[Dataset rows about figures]
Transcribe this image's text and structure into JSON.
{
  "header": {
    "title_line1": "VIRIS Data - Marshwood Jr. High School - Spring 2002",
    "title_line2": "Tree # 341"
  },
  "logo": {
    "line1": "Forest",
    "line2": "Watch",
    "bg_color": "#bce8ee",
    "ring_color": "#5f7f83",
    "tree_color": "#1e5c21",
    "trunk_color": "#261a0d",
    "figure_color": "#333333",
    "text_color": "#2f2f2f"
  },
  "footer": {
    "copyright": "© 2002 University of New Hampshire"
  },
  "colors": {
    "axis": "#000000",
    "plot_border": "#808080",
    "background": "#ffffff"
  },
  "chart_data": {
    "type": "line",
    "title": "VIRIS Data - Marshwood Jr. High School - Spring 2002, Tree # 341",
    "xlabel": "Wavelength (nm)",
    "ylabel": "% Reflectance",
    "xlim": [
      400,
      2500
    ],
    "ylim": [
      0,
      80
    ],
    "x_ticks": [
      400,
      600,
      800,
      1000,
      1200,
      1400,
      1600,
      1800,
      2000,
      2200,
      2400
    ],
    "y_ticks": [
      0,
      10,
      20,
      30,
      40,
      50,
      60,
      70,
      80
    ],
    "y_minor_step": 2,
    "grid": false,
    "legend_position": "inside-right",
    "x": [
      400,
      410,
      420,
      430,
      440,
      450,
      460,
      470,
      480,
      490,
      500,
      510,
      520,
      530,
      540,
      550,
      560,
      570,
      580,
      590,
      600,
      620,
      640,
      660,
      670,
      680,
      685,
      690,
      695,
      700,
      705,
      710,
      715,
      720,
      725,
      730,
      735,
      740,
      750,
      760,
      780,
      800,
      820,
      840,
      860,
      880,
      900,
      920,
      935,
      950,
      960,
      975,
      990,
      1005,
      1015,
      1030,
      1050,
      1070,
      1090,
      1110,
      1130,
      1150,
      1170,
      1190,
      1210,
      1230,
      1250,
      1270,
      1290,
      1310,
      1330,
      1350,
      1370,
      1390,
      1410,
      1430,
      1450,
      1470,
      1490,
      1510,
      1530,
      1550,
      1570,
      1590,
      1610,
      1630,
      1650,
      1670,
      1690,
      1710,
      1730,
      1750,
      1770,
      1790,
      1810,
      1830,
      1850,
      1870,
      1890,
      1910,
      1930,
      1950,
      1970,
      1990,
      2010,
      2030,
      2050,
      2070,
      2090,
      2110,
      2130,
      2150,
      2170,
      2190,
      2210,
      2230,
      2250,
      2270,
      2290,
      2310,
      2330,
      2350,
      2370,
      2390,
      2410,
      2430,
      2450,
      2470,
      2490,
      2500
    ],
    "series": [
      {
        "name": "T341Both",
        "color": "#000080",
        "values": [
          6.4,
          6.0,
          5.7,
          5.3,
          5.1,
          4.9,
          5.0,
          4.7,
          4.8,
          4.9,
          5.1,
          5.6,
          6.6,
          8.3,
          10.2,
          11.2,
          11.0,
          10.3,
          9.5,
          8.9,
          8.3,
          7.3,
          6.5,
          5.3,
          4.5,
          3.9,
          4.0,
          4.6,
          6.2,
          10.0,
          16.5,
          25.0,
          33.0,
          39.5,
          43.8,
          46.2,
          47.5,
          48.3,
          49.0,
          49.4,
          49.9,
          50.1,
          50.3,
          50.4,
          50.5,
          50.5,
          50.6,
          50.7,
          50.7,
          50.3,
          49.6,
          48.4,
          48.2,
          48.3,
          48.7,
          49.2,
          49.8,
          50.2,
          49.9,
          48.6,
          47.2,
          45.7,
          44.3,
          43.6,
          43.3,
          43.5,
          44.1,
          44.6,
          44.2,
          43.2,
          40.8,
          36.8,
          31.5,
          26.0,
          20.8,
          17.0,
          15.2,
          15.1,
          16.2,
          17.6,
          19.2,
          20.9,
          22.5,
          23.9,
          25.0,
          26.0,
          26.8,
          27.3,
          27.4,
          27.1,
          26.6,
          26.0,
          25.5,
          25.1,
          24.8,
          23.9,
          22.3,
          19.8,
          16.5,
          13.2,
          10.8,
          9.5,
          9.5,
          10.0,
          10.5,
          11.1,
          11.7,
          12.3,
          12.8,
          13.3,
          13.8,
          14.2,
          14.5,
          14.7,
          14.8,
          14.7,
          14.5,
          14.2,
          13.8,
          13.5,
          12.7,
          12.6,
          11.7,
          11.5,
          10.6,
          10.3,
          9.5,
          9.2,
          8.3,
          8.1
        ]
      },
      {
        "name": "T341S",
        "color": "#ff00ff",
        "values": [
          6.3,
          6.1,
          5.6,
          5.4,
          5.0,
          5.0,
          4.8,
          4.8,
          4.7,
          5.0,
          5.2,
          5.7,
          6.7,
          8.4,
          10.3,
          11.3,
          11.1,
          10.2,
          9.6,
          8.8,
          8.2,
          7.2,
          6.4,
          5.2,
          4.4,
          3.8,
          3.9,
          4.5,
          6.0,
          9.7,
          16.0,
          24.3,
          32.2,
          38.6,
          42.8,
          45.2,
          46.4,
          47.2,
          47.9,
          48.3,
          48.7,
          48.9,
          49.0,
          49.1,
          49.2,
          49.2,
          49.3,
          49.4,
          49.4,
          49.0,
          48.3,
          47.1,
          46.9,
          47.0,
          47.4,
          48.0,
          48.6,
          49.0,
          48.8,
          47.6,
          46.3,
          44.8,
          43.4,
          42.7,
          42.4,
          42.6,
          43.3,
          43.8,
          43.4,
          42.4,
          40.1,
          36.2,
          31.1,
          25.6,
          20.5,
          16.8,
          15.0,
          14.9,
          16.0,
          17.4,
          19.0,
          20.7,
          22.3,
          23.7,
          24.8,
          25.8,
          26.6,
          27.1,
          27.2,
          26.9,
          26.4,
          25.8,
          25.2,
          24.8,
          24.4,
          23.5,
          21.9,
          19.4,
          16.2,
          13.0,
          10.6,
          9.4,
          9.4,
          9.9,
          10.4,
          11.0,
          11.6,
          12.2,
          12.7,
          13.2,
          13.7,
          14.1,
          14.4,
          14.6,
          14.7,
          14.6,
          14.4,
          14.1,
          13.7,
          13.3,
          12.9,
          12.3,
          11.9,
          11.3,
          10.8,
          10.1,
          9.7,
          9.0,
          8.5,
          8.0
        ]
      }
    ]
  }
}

▶ [Given instruction]: Which lines hold the word "Spring"? Return all of them from the records above.

▶ [Complete response]:
    "title_line1": "VIRIS Data - Marshwood Jr. High School - Spring 2002",
    "title": "VIRIS Data - Marshwood Jr. High School - Spring 2002, Tree # 341",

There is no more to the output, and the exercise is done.